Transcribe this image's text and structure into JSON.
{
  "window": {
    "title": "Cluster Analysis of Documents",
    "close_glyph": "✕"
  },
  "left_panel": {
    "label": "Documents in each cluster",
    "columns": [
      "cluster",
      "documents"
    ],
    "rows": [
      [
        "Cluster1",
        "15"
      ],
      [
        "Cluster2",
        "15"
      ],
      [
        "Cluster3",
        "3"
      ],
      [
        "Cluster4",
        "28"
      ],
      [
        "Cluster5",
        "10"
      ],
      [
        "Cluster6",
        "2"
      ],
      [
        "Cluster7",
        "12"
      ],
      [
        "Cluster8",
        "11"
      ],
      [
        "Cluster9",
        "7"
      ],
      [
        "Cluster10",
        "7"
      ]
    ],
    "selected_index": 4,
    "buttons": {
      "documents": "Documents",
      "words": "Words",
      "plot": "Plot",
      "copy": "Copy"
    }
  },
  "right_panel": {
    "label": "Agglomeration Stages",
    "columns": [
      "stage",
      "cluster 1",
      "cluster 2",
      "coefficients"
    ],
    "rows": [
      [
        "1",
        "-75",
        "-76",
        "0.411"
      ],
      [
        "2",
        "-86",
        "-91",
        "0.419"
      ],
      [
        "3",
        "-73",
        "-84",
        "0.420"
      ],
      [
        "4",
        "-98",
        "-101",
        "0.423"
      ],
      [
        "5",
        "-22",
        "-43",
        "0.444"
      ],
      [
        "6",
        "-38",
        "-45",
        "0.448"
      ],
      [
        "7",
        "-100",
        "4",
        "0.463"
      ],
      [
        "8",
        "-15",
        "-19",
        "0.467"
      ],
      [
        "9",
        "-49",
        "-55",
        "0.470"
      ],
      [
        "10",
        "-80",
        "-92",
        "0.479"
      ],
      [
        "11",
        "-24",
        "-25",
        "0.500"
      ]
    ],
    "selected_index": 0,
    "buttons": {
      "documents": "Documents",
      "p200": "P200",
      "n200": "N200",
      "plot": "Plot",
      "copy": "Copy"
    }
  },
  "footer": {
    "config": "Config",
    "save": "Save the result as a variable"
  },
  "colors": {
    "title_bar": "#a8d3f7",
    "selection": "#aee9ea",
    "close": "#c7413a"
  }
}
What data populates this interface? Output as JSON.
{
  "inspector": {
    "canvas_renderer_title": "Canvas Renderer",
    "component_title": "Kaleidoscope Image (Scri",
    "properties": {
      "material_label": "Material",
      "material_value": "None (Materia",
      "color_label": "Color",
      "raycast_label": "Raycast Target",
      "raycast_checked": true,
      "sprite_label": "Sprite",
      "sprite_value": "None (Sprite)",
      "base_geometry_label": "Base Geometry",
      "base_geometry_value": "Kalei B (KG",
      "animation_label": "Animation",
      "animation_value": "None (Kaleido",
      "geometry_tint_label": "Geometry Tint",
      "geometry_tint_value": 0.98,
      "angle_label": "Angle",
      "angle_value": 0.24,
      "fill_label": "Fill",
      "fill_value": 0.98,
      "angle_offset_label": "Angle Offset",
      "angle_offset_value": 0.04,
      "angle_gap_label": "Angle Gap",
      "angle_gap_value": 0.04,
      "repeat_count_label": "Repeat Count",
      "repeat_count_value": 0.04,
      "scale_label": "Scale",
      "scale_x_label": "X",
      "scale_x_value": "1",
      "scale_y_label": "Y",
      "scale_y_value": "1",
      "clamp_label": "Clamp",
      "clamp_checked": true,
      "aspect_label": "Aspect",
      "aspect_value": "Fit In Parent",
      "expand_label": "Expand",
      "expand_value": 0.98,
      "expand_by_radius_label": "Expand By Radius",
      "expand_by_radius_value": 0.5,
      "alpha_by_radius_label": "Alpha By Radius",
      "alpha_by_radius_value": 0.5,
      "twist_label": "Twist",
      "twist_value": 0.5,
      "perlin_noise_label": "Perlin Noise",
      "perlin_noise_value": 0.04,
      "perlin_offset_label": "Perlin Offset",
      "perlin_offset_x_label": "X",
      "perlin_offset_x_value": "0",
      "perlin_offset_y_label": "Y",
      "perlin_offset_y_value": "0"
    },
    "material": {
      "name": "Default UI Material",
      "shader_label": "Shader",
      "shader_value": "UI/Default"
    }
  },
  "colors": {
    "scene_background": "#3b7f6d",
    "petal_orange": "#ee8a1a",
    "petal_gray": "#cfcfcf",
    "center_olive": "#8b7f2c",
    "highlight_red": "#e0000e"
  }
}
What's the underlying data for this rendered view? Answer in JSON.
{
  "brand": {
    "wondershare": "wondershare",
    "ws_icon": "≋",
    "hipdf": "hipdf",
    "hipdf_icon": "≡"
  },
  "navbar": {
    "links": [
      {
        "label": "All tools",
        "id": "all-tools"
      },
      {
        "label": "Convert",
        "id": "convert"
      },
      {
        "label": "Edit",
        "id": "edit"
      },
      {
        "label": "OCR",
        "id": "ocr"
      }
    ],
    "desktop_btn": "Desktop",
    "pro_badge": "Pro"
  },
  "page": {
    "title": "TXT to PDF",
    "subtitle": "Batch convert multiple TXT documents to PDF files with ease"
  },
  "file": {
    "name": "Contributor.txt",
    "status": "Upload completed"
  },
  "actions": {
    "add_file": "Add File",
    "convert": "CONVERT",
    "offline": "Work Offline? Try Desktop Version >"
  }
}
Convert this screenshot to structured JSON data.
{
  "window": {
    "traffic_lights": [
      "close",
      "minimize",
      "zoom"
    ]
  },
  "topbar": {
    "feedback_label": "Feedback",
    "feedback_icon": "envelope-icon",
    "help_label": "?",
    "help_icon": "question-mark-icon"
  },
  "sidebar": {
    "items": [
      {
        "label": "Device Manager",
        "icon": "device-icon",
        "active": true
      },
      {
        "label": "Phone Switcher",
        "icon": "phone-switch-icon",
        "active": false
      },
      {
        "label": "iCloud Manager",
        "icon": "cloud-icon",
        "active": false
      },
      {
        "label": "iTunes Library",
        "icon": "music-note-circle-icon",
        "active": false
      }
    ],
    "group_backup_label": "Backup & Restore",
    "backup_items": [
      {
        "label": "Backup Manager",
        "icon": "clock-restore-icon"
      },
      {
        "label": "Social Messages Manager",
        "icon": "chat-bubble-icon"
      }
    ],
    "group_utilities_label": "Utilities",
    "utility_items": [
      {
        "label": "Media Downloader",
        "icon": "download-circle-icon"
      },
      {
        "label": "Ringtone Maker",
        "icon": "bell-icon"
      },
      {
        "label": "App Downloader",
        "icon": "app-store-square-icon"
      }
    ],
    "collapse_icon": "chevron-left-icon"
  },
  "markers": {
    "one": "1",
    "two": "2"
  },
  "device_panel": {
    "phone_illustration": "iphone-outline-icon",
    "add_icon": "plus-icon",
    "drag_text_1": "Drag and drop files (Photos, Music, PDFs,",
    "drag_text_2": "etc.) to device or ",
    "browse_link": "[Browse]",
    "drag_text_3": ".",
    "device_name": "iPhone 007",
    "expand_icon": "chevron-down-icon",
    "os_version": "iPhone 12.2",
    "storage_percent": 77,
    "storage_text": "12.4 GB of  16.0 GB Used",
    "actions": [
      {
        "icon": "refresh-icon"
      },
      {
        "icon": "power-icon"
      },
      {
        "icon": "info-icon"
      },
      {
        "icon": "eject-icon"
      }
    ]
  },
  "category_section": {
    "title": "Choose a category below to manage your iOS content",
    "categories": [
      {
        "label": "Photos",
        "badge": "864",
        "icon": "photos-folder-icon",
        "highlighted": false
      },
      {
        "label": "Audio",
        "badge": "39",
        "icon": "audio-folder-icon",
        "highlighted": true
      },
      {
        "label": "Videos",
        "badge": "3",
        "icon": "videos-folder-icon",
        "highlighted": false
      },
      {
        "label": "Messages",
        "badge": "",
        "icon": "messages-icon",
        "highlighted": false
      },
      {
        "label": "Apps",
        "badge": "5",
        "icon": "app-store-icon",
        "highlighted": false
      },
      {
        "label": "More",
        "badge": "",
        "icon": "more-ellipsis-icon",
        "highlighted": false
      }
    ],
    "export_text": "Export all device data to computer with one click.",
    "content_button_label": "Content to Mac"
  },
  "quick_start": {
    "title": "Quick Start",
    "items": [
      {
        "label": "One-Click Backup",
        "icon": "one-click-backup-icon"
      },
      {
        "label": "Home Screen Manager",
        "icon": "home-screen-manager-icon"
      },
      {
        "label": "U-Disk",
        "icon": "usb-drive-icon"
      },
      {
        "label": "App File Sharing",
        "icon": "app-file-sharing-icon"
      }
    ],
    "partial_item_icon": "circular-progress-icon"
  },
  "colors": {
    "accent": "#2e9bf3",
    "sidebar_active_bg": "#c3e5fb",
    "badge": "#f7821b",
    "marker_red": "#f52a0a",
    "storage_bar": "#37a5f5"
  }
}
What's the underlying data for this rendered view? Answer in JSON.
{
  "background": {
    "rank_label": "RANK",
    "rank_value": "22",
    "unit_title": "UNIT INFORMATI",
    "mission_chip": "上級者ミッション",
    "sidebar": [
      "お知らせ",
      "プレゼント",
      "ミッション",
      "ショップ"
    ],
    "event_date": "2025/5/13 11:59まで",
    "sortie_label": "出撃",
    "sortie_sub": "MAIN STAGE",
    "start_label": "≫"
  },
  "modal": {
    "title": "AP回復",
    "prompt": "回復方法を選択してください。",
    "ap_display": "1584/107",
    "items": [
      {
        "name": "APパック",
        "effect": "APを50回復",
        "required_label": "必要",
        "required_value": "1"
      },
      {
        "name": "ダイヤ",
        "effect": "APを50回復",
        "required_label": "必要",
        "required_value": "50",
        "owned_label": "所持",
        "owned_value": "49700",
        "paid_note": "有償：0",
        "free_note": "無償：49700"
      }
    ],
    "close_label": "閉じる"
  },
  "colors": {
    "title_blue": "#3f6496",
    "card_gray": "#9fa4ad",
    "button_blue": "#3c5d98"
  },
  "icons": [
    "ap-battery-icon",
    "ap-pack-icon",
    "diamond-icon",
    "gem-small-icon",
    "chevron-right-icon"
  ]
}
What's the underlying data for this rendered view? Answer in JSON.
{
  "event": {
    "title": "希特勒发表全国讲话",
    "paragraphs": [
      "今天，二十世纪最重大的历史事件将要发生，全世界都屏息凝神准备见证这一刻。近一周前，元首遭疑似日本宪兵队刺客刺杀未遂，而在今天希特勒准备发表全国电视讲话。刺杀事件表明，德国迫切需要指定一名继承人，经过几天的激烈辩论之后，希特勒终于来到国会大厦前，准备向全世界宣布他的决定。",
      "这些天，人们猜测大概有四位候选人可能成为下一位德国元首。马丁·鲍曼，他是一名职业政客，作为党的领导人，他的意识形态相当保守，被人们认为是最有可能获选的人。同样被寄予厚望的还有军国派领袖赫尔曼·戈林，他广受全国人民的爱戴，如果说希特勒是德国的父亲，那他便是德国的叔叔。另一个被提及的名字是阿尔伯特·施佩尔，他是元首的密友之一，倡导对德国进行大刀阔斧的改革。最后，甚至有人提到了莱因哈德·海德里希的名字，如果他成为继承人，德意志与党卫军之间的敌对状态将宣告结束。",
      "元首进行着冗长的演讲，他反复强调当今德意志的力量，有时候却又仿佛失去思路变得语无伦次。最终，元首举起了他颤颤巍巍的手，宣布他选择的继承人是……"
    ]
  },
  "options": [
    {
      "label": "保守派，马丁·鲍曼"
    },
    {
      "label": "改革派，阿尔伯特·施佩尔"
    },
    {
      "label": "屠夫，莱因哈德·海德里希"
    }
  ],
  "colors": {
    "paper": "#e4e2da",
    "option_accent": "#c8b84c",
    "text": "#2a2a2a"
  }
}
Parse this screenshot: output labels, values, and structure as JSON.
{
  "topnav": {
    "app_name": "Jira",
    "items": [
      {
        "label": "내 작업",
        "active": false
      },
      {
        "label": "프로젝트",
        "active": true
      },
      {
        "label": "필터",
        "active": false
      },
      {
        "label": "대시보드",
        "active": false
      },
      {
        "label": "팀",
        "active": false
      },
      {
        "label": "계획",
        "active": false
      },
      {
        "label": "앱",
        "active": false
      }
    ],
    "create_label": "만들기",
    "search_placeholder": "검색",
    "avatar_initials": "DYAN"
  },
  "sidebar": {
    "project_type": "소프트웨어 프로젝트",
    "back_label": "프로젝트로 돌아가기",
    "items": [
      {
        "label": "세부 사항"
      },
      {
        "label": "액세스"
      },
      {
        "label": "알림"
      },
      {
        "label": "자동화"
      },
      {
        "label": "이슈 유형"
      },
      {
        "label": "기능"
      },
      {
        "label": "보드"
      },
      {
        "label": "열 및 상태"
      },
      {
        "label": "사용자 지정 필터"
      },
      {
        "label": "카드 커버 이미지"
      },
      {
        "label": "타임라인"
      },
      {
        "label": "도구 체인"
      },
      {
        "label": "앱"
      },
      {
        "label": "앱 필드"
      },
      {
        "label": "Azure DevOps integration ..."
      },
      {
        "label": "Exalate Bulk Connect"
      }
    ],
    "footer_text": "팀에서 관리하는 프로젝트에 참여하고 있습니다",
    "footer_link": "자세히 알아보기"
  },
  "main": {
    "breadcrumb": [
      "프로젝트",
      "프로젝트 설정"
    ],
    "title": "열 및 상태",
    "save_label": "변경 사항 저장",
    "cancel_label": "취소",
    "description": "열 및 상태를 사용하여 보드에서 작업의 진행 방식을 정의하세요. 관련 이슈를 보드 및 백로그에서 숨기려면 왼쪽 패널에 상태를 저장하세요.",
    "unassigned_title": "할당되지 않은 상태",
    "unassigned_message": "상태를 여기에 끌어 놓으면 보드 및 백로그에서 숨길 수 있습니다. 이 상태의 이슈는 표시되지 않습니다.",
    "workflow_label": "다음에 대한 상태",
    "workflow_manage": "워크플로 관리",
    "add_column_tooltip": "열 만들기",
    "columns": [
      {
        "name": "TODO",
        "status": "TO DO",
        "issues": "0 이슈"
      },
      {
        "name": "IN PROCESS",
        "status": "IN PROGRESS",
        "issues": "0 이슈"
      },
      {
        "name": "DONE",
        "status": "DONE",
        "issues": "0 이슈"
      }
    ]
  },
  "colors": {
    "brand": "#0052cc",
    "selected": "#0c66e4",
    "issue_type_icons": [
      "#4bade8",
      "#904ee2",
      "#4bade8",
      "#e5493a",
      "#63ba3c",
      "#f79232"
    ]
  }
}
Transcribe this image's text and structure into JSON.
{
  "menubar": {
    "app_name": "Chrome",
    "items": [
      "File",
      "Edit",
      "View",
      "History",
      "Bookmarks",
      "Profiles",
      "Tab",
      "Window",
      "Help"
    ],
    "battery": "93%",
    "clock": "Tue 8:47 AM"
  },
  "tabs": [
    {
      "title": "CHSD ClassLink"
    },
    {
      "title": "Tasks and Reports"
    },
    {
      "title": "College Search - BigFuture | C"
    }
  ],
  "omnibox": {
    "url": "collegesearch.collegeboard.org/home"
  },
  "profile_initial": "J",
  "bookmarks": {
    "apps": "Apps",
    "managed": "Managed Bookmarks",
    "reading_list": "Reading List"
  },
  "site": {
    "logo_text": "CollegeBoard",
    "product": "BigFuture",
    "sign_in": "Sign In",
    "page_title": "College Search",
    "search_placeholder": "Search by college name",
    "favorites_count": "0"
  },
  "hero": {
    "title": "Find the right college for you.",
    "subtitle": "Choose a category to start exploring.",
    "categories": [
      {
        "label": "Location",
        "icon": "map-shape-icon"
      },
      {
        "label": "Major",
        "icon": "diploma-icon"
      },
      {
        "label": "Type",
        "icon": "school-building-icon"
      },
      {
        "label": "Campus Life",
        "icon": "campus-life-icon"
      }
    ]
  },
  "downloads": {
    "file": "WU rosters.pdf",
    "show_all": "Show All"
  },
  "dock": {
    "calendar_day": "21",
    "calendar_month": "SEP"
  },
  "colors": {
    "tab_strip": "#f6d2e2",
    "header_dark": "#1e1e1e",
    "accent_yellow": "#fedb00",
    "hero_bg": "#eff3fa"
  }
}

.....

GIVEN REQUEST: Copy each line above containing the string "None".

REPLY:
      "material_value": "None (Materia",
      "sprite_value": "None (Sprite)",
      "animation_value": "None (Kaleido",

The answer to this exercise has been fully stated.